**EXERCISE:** Report how many lines of these entries hold the string "crème"; reply with the number alone.

**Data records:**
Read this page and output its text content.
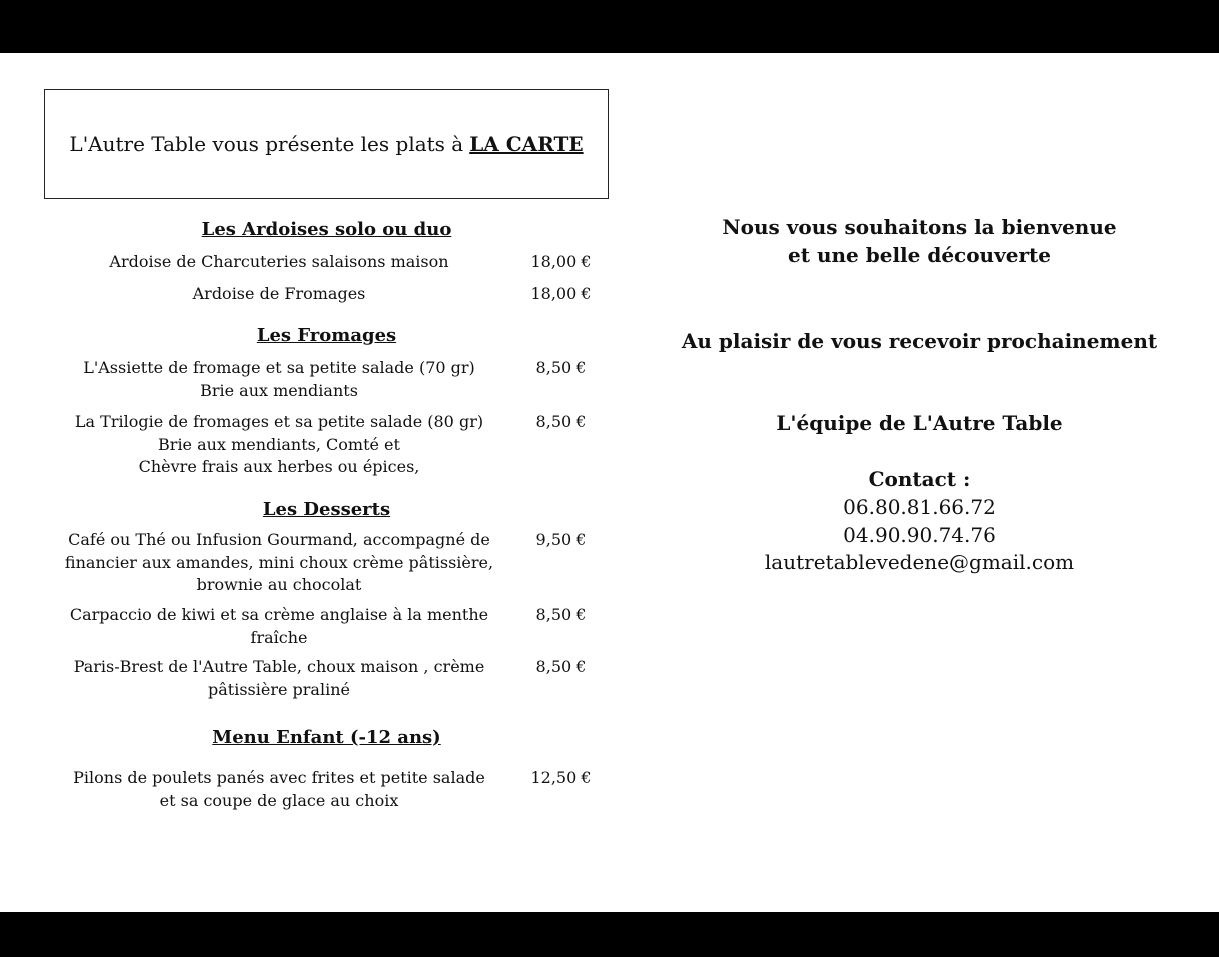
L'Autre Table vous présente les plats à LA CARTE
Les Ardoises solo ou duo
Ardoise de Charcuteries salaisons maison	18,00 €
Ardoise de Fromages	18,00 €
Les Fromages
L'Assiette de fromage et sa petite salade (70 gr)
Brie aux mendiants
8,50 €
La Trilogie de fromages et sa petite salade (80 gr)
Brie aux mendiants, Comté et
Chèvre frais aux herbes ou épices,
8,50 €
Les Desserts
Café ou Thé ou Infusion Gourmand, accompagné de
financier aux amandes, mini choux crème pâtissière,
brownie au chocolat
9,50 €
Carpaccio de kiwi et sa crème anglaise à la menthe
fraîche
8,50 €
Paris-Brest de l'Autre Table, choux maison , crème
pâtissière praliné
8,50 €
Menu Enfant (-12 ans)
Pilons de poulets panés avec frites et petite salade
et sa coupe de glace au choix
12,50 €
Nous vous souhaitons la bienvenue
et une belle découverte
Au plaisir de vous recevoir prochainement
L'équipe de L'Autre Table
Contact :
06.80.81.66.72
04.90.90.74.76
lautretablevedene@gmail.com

**ANSWER FOR THE TASK:** 3